== Stated goal ==
Locate each line in the records containing "Economies". Copy it.

== Entries provided ==
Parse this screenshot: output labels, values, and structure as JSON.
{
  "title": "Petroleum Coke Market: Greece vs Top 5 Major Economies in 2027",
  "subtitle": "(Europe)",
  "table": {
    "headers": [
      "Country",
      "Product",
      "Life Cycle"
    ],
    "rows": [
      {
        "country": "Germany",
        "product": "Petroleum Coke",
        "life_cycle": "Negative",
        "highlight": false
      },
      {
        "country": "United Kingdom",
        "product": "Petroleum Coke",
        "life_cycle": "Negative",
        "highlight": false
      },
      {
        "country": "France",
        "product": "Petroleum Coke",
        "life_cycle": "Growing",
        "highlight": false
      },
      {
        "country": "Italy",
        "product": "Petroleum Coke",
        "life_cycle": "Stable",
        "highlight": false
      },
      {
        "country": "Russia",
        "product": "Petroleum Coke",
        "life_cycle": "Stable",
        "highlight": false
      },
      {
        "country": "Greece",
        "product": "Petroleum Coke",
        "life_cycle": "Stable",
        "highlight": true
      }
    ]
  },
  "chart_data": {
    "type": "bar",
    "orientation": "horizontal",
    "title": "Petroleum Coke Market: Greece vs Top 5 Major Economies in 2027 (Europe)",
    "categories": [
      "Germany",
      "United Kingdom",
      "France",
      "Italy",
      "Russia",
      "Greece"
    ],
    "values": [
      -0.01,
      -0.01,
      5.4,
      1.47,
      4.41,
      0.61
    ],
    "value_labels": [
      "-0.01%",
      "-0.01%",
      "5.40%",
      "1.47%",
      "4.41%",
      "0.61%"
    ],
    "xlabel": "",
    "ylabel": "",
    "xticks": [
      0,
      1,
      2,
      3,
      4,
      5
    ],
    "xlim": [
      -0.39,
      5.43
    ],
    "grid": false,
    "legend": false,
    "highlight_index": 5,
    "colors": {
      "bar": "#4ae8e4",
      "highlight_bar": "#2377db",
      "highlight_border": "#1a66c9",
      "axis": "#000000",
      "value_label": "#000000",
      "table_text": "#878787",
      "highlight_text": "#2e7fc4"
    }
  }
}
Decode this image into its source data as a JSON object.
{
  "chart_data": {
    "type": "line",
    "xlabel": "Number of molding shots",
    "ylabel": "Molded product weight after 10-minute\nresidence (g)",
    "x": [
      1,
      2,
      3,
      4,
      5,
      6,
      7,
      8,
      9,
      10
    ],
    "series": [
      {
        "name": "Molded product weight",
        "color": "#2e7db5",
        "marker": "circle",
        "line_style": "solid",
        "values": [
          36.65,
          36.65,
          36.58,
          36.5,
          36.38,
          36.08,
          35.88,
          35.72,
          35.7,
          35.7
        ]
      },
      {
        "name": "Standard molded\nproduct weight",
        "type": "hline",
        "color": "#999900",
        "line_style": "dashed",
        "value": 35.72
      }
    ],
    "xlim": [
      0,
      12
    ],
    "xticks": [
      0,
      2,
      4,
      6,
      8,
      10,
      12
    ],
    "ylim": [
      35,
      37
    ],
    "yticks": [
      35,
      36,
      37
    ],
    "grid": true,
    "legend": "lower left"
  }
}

== Answer to this exercise ==
  "title": "Petroleum Coke Market: Greece vs Top 5 Major Economies in 2027",
    "title": "Petroleum Coke Market: Greece vs Top 5 Major Economies in 2027 (Europe)",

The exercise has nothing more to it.